Extracted information
□ □ □ □

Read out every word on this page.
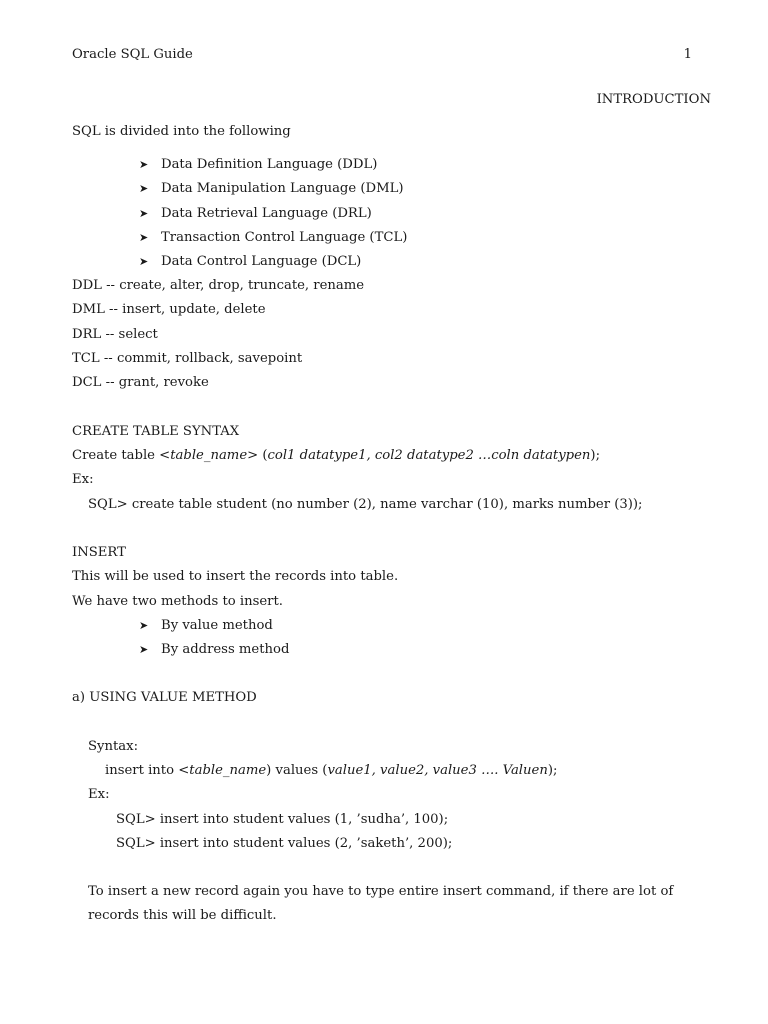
Oracle SQL Guide	1
INTRODUCTION
SQL is divided into the following
➤ Data Definition Language (DDL)
➤ Data Manipulation Language (DML)
➤ Data Retrieval Language (DRL)
➤ Transaction Control Language (TCL)
➤ Data Control Language (DCL)
DDL -- create, alter, drop, truncate, rename
DML -- insert, update, delete
DRL -- select
TCL -- commit, rollback, savepoint
DCL -- grant, revoke
CREATE TABLE SYNTAX
Create table <table_name> (col1 datatype1, col2 datatype2 …coln datatypen);
Ex:
SQL> create table student (no number (2), name varchar (10), marks number (3));
INSERT
This will be used to insert the records into table.
We have two methods to insert.
➤ By value method
➤ By address method
a) USING VALUE METHOD
Syntax:
insert into <table_name) values (value1, value2, value3 …. Valuen);
Ex:
SQL> insert into student values (1, ’sudha’, 100);
SQL> insert into student values (2, ’saketh’, 200);
To insert a new record again you have to type entire insert command, if there are lot of
records this will be difficult.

□ □ □ □

Your instructions
Each record above is to be restated exactly, with its pictures removed from the copy.

Solution for this exercise
Read out every word on this page.
Oracle SQL Guide	1
INTRODUCTION
SQL is divided into the following
➤ Data Definition Language (DDL)
➤ Data Manipulation Language (DML)
➤ Data Retrieval Language (DRL)
➤ Transaction Control Language (TCL)
➤ Data Control Language (DCL)
DDL -- create, alter, drop, truncate, rename
DML -- insert, update, delete
DRL -- select
TCL -- commit, rollback, savepoint
DCL -- grant, revoke
CREATE TABLE SYNTAX
Create table <table_name> (col1 datatype1, col2 datatype2 …coln datatypen);
Ex:
SQL> create table student (no number (2), name varchar (10), marks number (3));
INSERT
This will be used to insert the records into table.
We have two methods to insert.
➤ By value method
➤ By address method
a) USING VALUE METHOD
Syntax:
insert into <table_name) values (value1, value2, value3 …. Valuen);
Ex:
SQL> insert into student values (1, ’sudha’, 100);
SQL> insert into student values (2, ’saketh’, 200);
To insert a new record again you have to type entire insert command, if there are lot of
records this will be difficult.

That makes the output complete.